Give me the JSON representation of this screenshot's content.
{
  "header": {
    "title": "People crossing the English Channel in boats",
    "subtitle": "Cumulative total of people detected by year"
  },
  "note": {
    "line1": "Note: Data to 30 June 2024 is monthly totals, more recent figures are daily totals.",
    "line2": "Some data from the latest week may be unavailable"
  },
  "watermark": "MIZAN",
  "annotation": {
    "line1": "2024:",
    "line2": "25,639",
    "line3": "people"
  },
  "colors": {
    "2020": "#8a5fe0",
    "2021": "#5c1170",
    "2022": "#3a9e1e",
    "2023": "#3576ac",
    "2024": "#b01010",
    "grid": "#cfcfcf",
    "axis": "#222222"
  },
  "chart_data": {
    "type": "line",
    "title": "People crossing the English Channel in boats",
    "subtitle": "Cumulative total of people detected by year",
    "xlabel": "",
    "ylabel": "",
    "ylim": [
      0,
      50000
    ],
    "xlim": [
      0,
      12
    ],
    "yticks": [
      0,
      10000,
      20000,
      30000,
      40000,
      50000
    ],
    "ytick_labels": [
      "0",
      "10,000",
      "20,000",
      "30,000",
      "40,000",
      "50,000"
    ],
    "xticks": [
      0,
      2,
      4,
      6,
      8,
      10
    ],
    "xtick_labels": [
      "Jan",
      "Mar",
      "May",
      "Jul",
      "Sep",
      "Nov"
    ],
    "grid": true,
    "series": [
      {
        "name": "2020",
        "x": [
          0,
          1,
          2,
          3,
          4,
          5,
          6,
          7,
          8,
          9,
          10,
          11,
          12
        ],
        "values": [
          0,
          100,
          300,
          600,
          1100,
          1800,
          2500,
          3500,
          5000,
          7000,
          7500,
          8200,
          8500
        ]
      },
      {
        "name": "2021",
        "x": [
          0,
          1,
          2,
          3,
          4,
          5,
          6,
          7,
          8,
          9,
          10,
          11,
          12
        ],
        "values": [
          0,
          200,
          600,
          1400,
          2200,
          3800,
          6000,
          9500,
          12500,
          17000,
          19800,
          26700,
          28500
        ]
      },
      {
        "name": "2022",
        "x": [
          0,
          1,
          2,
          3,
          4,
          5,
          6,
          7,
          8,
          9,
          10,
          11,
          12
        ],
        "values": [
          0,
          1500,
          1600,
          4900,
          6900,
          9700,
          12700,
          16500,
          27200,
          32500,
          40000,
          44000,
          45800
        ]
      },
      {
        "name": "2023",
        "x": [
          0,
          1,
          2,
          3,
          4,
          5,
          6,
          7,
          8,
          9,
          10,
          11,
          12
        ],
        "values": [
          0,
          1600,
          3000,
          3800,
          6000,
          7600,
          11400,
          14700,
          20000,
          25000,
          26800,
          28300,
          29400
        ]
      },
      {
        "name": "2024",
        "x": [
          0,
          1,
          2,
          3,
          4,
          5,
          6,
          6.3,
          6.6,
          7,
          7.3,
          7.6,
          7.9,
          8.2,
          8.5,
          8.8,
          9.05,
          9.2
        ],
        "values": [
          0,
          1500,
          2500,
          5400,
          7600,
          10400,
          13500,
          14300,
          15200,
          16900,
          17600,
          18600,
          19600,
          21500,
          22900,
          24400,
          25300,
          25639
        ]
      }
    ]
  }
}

* * * * * * *

#### [Task to complete]
Type the whole listing again, unaltered.

#### [Reply to the task]
Give me the JSON representation of this screenshot's content.
{
  "header": {
    "title": "People crossing the English Channel in boats",
    "subtitle": "Cumulative total of people detected by year"
  },
  "note": {
    "line1": "Note: Data to 30 June 2024 is monthly totals, more recent figures are daily totals.",
    "line2": "Some data from the latest week may be unavailable"
  },
  "watermark": "MIZAN",
  "annotation": {
    "line1": "2024:",
    "line2": "25,639",
    "line3": "people"
  },
  "colors": {
    "2020": "#8a5fe0",
    "2021": "#5c1170",
    "2022": "#3a9e1e",
    "2023": "#3576ac",
    "2024": "#b01010",
    "grid": "#cfcfcf",
    "axis": "#222222"
  },
  "chart_data": {
    "type": "line",
    "title": "People crossing the English Channel in boats",
    "subtitle": "Cumulative total of people detected by year",
    "xlabel": "",
    "ylabel": "",
    "ylim": [
      0,
      50000
    ],
    "xlim": [
      0,
      12
    ],
    "yticks": [
      0,
      10000,
      20000,
      30000,
      40000,
      50000
    ],
    "ytick_labels": [
      "0",
      "10,000",
      "20,000",
      "30,000",
      "40,000",
      "50,000"
    ],
    "xticks": [
      0,
      2,
      4,
      6,
      8,
      10
    ],
    "xtick_labels": [
      "Jan",
      "Mar",
      "May",
      "Jul",
      "Sep",
      "Nov"
    ],
    "grid": true,
    "series": [
      {
        "name": "2020",
        "x": [
          0,
          1,
          2,
          3,
          4,
          5,
          6,
          7,
          8,
          9,
          10,
          11,
          12
        ],
        "values": [
          0,
          100,
          300,
          600,
          1100,
          1800,
          2500,
          3500,
          5000,
          7000,
          7500,
          8200,
          8500
        ]
      },
      {
        "name": "2021",
        "x": [
          0,
          1,
          2,
          3,
          4,
          5,
          6,
          7,
          8,
          9,
          10,
          11,
          12
        ],
        "values": [
          0,
          200,
          600,
          1400,
          2200,
          3800,
          6000,
          9500,
          12500,
          17000,
          19800,
          26700,
          28500
        ]
      },
      {
        "name": "2022",
        "x": [
          0,
          1,
          2,
          3,
          4,
          5,
          6,
          7,
          8,
          9,
          10,
          11,
          12
        ],
        "values": [
          0,
          1500,
          1600,
          4900,
          6900,
          9700,
          12700,
          16500,
          27200,
          32500,
          40000,
          44000,
          45800
        ]
      },
      {
        "name": "2023",
        "x": [
          0,
          1,
          2,
          3,
          4,
          5,
          6,
          7,
          8,
          9,
          10,
          11,
          12
        ],
        "values": [
          0,
          1600,
          3000,
          3800,
          6000,
          7600,
          11400,
          14700,
          20000,
          25000,
          26800,
          28300,
          29400
        ]
      },
      {
        "name": "2024",
        "x": [
          0,
          1,
          2,
          3,
          4,
          5,
          6,
          6.3,
          6.6,
          7,
          7.3,
          7.6,
          7.9,
          8.2,
          8.5,
          8.8,
          9.05,
          9.2
        ],
        "values": [
          0,
          1500,
          2500,
          5400,
          7600,
          10400,
          13500,
          14300,
          15200,
          16900,
          17600,
          18600,
          19600,
          21500,
          22900,
          24400,
          25300,
          25639
        ]
      }
    ]
  }
}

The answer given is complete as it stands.